====== Dataset rows ======

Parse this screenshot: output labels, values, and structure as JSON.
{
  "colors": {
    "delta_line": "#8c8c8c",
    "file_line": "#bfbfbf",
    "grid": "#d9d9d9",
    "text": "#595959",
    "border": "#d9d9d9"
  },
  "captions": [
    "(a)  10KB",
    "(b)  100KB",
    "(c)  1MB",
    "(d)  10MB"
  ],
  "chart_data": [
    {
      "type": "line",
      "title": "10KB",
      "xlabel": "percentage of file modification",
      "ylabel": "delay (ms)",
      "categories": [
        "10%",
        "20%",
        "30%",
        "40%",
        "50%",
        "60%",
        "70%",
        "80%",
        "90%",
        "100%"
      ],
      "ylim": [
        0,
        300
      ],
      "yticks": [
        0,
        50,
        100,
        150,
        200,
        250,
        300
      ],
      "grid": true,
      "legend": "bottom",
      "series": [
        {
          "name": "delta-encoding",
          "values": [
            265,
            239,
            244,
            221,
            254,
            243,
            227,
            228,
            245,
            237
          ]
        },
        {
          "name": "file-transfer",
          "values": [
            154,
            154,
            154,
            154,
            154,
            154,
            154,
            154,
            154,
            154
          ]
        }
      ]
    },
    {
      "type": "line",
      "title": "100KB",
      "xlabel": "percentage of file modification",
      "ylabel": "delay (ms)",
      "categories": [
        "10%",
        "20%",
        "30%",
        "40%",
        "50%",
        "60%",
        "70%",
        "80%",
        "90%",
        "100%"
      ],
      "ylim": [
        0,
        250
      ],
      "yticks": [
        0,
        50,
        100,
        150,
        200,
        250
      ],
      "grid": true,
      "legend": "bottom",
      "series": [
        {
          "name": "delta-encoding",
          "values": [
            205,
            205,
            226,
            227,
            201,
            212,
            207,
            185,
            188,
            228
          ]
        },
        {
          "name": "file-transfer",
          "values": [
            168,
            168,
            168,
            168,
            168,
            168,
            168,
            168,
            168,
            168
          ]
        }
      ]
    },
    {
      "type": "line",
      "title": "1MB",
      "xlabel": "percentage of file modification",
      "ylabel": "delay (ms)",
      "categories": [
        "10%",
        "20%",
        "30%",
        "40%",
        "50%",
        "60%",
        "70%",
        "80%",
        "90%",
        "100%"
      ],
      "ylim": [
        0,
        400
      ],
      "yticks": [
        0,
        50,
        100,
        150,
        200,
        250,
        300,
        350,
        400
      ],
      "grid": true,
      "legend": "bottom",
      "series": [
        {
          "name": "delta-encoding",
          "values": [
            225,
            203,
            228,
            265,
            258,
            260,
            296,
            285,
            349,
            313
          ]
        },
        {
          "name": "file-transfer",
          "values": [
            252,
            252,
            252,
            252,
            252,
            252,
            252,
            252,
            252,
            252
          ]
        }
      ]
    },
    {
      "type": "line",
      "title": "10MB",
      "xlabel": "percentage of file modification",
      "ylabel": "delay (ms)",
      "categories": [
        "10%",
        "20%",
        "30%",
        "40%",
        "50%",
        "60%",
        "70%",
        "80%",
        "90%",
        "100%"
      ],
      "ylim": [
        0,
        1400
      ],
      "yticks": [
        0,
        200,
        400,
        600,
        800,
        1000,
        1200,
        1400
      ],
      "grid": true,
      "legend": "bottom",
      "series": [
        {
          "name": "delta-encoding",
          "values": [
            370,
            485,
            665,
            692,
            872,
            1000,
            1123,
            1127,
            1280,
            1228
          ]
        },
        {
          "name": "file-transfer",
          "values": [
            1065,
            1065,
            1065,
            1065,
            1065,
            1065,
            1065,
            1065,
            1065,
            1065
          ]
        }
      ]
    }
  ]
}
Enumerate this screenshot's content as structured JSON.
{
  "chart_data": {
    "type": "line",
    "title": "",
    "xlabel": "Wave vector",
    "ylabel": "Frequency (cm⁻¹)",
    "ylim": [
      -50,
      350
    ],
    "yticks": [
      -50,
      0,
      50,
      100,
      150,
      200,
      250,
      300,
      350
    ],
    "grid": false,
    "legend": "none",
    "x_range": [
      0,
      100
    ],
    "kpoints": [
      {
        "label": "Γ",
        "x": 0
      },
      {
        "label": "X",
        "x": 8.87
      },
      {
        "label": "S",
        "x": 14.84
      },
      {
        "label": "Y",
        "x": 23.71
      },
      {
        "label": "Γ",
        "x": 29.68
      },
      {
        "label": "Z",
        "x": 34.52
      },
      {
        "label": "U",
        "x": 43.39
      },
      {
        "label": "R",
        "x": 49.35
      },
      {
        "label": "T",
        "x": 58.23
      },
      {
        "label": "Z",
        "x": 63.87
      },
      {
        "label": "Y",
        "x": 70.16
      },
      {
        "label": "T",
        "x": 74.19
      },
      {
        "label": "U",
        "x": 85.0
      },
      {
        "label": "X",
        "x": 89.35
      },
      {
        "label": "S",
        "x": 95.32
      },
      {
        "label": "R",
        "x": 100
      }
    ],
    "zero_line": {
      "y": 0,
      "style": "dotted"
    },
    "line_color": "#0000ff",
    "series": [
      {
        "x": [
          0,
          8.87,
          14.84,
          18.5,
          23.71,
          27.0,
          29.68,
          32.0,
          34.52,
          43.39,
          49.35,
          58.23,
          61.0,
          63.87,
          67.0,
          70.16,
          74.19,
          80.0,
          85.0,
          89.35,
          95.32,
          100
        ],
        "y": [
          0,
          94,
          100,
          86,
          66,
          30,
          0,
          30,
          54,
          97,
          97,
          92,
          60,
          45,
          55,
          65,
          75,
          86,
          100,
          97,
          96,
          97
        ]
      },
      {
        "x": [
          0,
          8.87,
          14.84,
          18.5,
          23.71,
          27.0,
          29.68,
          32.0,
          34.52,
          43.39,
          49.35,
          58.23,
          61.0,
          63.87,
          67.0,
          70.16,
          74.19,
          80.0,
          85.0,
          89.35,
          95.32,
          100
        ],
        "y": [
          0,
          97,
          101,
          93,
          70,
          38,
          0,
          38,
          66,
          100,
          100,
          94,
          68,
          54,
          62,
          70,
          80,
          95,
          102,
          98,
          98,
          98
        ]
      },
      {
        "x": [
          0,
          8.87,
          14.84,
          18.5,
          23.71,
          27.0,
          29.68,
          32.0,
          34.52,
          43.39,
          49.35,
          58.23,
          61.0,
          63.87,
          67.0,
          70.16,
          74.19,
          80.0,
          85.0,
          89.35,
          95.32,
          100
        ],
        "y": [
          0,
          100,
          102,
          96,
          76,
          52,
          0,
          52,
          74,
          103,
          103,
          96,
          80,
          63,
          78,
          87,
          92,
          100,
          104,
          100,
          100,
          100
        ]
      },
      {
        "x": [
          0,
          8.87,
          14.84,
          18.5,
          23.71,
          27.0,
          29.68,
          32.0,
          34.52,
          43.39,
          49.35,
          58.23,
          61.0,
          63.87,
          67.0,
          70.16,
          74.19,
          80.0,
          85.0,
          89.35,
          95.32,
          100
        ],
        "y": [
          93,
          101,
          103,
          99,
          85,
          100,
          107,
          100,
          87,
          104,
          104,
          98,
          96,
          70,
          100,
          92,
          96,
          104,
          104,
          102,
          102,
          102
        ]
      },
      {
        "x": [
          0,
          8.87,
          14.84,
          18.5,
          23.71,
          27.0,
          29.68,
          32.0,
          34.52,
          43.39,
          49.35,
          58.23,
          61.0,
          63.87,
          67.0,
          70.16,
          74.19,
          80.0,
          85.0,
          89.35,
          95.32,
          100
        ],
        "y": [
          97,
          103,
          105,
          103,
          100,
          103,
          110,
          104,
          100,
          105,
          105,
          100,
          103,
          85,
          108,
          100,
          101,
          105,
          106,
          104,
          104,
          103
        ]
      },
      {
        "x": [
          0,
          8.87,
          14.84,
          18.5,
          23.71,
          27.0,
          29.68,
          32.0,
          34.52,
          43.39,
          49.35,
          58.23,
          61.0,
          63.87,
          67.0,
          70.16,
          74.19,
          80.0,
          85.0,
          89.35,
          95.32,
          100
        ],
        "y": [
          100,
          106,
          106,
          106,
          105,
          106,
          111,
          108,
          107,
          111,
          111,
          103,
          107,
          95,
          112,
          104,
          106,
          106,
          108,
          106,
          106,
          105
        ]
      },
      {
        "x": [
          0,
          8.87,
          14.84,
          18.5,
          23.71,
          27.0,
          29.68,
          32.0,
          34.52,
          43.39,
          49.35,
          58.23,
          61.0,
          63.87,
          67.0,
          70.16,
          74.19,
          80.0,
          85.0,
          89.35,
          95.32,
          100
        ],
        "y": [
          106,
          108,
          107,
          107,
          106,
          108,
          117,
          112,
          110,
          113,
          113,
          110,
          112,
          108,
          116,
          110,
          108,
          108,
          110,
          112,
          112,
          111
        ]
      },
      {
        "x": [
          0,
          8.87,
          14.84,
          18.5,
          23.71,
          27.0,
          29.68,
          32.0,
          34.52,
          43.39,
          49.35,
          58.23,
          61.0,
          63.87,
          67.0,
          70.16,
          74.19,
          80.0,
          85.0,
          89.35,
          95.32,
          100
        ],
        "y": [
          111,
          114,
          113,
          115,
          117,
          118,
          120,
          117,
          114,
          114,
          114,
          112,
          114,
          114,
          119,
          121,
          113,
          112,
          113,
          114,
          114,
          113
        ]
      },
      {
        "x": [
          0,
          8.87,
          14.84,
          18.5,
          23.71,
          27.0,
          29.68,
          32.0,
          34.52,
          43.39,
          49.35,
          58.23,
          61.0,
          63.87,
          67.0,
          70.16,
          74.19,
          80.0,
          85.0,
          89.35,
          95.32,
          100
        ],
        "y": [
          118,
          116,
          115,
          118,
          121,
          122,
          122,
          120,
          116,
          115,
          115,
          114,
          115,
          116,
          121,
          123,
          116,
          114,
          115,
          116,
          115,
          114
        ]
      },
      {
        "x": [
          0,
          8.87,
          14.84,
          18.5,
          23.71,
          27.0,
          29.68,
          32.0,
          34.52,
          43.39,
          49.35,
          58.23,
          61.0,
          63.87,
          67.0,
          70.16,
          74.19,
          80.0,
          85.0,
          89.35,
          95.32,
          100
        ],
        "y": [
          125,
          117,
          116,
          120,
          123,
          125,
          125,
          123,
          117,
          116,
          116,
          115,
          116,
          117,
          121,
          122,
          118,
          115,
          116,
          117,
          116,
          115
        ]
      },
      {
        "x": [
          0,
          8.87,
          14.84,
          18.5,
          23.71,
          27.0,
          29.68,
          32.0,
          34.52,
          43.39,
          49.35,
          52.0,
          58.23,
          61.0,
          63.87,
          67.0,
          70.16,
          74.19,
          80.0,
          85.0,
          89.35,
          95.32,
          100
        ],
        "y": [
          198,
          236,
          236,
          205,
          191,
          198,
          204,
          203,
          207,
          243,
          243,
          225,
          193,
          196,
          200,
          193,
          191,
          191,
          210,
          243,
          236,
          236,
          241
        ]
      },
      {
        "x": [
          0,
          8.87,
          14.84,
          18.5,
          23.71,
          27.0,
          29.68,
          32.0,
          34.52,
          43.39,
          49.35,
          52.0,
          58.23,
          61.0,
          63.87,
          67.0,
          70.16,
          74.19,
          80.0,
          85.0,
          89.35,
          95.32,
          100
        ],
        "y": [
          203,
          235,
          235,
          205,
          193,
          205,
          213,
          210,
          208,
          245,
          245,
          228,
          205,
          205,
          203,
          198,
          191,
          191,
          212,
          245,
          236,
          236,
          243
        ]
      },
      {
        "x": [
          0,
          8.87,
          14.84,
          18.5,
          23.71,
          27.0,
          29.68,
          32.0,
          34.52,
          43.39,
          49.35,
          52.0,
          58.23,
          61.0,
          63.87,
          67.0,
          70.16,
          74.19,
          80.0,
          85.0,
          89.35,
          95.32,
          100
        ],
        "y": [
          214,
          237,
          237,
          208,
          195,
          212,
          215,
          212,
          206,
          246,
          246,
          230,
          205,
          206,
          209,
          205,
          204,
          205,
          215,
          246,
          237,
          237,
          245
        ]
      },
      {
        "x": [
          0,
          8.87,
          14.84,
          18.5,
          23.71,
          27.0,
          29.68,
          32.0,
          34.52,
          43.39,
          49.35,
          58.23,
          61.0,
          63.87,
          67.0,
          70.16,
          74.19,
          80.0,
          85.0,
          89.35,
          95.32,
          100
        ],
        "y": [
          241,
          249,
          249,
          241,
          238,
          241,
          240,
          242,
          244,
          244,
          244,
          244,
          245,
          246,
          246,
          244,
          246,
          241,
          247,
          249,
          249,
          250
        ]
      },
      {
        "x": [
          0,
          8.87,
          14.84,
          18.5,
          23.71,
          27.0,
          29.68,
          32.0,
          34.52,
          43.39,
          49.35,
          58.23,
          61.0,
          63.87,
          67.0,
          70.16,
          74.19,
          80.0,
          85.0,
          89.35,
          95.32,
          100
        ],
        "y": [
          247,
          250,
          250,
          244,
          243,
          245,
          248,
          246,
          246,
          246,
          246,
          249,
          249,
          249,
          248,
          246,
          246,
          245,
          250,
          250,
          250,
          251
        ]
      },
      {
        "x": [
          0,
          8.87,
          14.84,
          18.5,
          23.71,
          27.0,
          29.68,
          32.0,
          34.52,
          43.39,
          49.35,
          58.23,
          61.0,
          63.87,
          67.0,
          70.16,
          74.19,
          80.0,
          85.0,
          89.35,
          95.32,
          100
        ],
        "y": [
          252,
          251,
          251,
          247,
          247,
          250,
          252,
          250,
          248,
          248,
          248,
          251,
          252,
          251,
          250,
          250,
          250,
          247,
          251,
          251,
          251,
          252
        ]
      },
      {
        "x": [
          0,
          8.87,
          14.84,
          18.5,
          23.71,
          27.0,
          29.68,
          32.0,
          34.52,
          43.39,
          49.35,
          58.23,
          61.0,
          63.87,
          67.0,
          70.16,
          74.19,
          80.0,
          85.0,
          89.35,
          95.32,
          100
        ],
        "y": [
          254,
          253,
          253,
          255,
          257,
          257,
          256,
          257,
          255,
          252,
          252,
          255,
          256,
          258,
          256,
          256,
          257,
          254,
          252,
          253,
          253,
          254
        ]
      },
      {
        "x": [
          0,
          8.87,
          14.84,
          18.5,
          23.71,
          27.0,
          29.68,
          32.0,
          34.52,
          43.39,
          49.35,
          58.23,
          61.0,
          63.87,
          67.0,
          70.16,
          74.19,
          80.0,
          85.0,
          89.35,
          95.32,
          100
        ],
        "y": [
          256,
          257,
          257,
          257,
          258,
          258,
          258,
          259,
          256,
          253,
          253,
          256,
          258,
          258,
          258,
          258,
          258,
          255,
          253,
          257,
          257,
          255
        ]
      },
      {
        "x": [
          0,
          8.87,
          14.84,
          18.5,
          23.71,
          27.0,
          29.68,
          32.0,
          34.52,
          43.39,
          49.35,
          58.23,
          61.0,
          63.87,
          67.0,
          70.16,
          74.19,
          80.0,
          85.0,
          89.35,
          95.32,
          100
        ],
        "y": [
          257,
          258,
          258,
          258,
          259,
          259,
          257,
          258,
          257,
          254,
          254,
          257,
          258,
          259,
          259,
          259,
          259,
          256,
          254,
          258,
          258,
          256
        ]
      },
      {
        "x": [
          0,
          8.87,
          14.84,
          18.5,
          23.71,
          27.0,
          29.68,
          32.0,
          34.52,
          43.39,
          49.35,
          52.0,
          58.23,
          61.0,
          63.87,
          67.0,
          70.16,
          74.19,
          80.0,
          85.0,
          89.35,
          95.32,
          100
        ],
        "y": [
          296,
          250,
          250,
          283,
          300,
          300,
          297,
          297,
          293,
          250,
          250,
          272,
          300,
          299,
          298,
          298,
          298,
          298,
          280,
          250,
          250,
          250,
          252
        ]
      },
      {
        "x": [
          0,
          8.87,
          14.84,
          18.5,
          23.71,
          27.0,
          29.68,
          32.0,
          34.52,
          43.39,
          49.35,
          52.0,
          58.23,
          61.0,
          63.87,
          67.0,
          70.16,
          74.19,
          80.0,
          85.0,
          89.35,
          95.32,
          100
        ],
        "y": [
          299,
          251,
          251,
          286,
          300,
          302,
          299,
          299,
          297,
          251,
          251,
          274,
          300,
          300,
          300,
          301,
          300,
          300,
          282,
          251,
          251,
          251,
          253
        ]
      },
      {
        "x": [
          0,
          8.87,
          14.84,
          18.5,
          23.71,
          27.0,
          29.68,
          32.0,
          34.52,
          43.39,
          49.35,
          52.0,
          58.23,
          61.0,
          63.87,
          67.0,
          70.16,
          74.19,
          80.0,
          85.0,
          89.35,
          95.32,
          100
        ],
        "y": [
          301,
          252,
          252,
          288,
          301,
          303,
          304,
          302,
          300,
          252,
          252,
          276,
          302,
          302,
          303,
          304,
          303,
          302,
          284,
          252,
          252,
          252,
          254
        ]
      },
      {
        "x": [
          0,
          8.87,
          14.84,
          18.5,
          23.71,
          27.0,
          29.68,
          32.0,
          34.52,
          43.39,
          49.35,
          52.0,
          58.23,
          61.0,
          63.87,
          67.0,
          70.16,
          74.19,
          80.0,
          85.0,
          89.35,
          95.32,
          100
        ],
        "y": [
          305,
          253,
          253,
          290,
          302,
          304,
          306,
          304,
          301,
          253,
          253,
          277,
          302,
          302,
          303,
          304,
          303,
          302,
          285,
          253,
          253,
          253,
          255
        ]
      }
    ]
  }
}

======

__What you will do__: Among the lines of the data above, determine how many contain the word "this". Report the number alone.

__Written solution__: 2